Check every line below for the word "Close" and copy each one that has it.

*Entries shown*:
====================

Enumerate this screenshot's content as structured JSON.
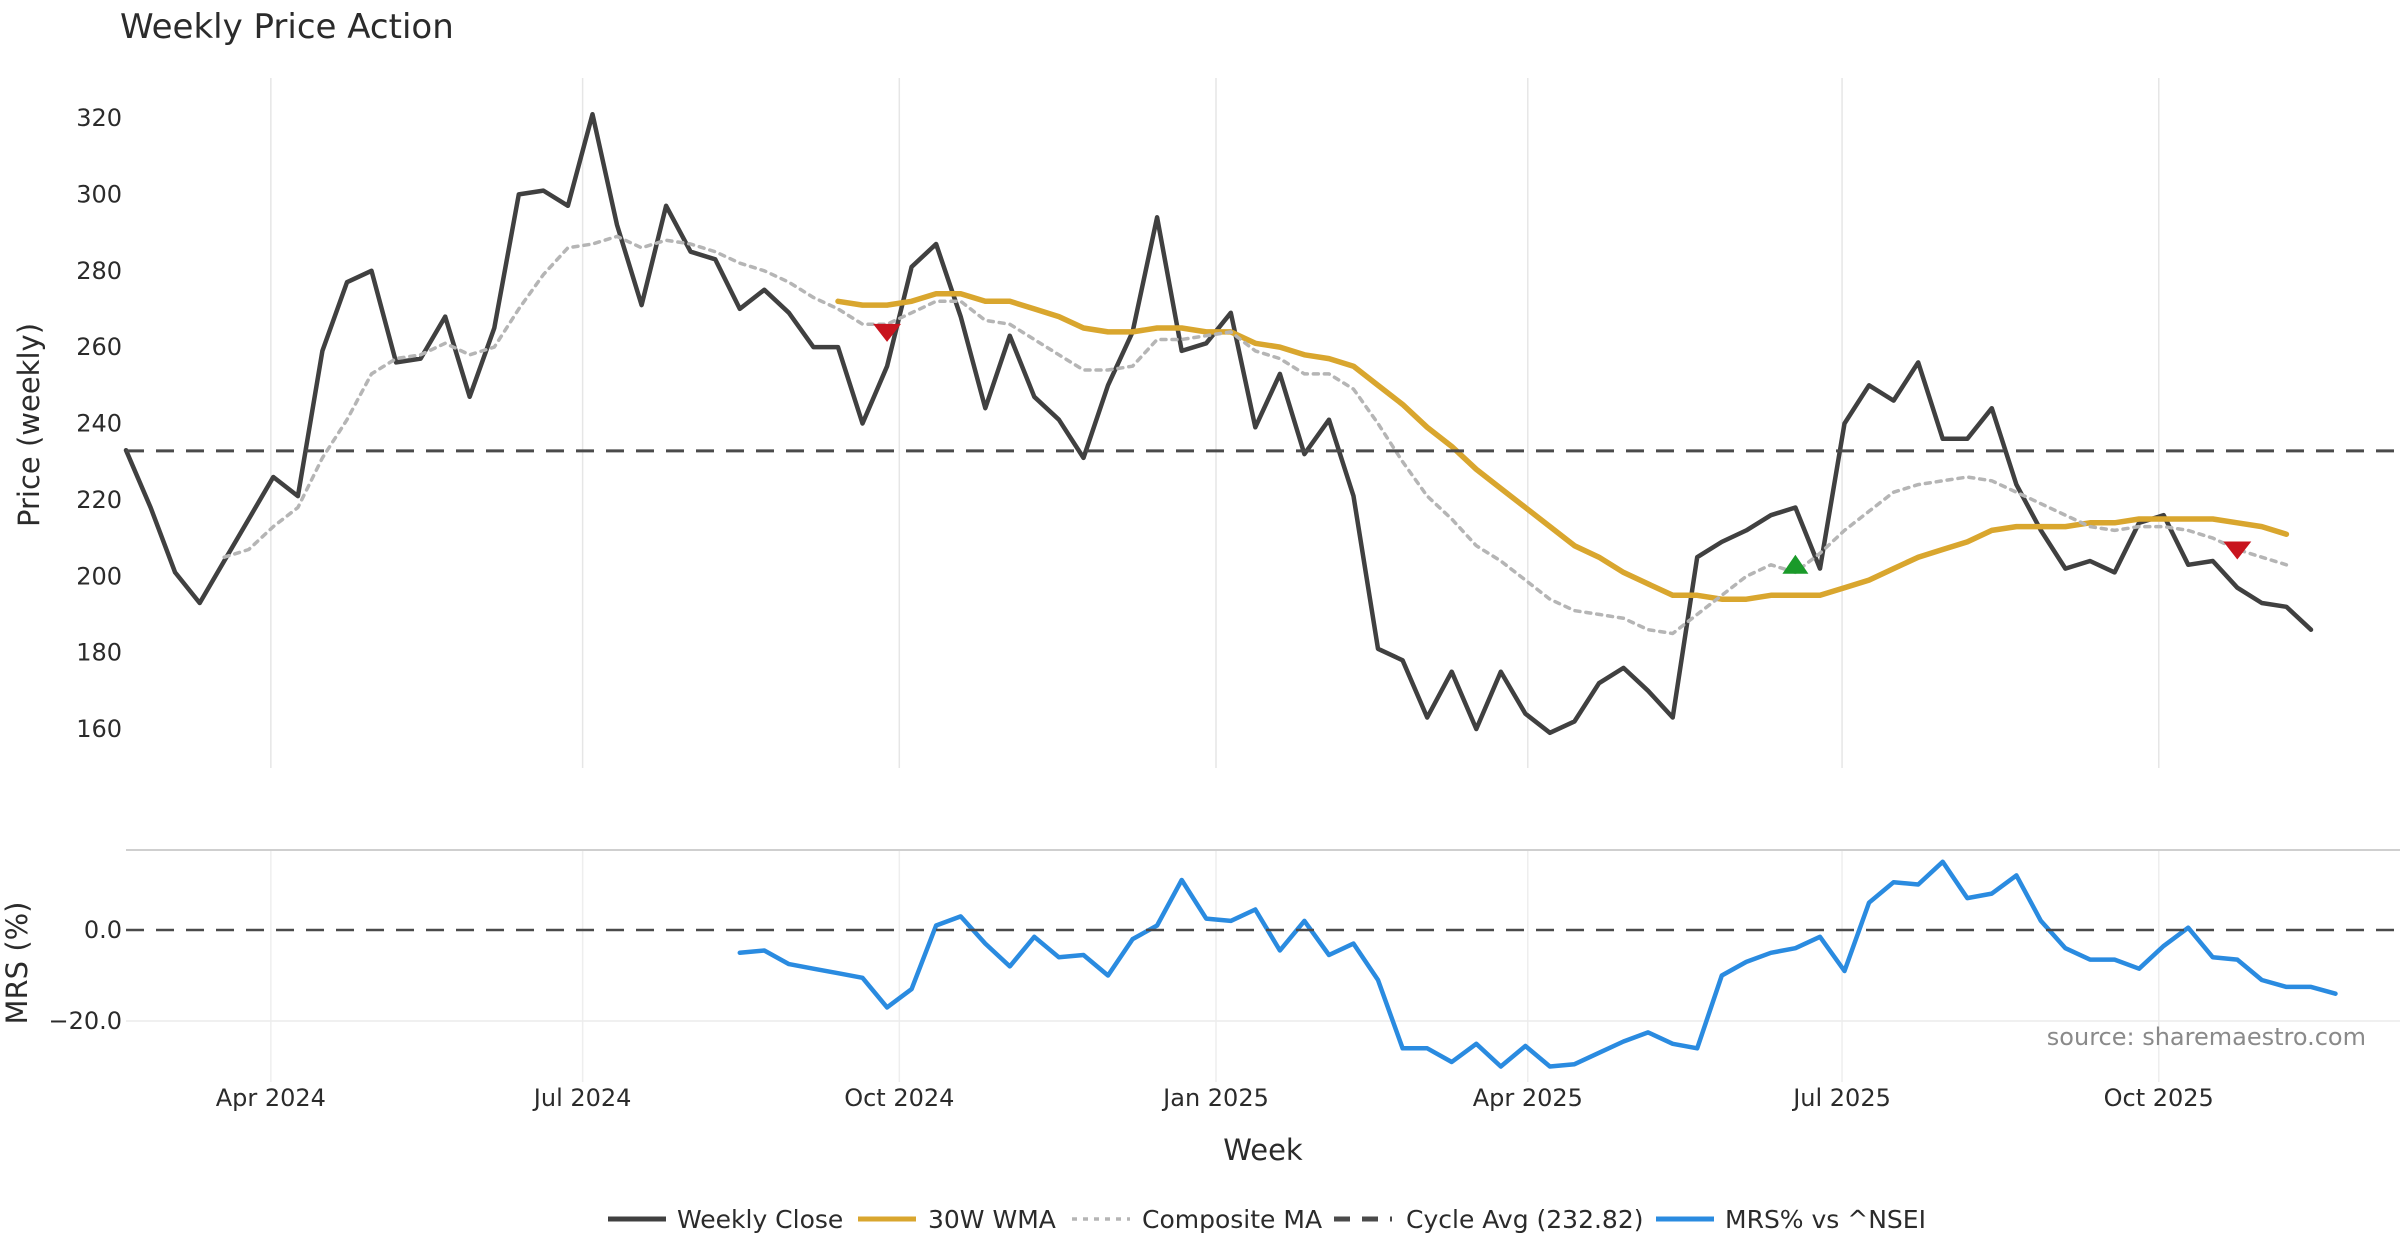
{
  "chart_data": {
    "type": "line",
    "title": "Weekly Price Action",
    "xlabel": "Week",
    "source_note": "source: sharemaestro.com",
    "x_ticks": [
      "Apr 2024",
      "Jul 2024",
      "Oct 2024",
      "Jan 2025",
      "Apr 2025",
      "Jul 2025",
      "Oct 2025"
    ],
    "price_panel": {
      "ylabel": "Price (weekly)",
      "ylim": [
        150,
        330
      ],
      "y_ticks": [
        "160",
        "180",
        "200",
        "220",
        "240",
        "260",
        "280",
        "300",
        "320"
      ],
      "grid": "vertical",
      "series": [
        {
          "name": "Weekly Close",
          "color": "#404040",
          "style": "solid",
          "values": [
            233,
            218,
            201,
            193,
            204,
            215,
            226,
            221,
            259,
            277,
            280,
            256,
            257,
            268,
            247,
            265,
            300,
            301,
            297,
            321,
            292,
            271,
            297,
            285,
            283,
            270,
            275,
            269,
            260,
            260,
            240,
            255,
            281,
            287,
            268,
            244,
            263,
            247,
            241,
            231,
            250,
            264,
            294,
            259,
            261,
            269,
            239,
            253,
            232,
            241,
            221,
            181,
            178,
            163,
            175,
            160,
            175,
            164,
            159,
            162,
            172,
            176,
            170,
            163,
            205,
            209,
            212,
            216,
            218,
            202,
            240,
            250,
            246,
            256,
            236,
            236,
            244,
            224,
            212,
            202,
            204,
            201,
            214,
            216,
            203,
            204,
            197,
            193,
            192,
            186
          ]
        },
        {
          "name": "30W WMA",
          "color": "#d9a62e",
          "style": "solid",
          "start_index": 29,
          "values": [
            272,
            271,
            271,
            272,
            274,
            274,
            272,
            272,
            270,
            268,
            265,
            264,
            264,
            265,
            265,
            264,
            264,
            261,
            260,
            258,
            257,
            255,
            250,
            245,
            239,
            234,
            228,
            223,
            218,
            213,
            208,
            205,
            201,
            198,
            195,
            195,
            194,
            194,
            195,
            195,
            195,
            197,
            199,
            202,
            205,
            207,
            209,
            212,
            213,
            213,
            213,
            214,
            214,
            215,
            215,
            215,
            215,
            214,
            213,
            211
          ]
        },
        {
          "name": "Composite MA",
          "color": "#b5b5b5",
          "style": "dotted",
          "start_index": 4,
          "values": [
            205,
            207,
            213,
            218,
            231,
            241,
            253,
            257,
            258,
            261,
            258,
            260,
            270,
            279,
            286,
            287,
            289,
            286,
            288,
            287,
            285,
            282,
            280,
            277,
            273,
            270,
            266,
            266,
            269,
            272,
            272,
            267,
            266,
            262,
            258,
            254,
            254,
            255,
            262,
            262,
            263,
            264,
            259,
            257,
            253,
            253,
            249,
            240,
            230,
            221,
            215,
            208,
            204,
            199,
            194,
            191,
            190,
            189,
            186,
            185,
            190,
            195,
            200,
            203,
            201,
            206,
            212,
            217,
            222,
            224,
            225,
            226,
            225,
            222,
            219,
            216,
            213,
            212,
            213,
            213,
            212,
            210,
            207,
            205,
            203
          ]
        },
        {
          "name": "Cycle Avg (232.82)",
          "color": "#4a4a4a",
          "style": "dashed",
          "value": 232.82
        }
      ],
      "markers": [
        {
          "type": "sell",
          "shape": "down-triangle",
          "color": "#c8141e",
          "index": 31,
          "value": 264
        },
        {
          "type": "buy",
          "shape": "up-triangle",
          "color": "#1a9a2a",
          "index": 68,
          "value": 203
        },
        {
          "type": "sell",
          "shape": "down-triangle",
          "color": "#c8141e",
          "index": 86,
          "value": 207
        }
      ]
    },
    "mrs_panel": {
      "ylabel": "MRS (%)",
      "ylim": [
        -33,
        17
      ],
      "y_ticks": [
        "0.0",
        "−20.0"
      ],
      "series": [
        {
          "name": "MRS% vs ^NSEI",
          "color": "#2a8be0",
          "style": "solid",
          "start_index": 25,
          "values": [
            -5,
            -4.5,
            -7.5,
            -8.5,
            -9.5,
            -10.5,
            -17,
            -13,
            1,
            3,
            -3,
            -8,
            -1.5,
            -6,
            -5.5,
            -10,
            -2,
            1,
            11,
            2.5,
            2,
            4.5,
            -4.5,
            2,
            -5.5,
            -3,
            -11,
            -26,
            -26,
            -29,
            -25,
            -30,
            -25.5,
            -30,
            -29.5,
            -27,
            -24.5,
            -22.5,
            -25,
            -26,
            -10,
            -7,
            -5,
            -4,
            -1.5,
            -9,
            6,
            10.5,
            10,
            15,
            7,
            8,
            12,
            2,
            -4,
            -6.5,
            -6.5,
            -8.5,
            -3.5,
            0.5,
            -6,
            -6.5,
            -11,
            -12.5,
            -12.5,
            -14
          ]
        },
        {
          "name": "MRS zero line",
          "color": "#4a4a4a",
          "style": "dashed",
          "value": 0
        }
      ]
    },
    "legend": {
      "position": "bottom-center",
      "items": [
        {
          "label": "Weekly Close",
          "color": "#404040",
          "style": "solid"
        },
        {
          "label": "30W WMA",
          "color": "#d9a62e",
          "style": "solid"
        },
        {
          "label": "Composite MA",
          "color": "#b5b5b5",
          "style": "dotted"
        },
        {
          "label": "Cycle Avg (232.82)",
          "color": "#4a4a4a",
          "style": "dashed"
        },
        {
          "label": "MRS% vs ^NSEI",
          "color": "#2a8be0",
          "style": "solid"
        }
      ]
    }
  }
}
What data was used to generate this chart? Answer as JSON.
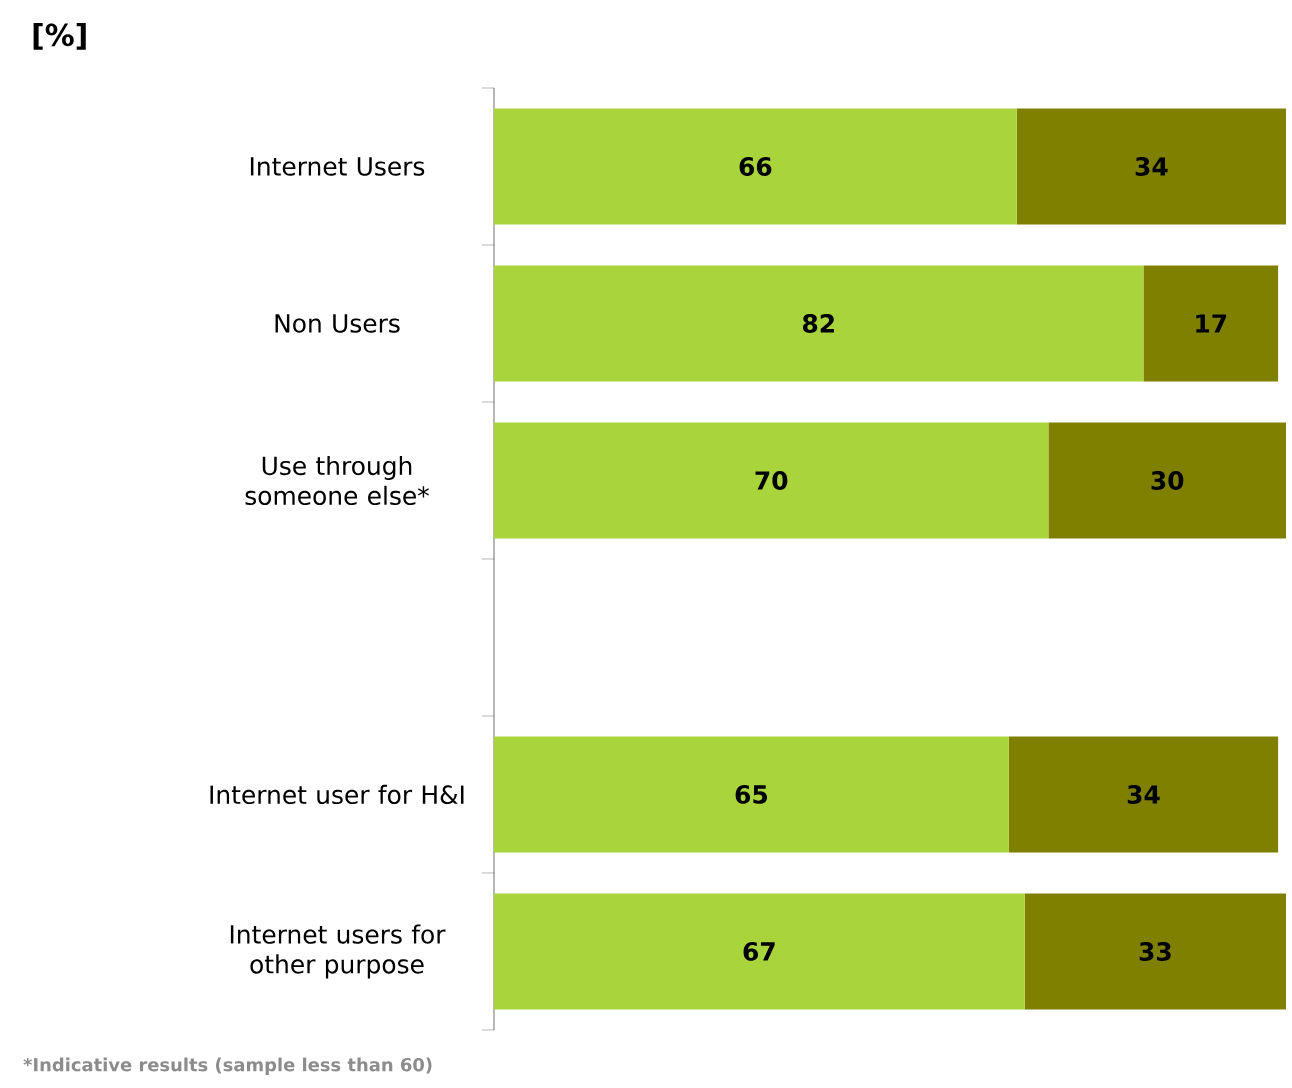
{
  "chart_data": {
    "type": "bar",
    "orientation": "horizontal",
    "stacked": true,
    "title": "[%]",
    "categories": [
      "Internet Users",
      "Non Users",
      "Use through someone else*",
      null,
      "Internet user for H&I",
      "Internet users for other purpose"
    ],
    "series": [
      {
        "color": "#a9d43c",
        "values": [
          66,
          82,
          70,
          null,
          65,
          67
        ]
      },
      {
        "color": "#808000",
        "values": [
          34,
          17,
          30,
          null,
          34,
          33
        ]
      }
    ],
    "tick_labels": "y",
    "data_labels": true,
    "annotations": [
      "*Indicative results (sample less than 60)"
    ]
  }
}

====================

*The result*:
          "name": "Weekly Close",
          "label": "Weekly Close",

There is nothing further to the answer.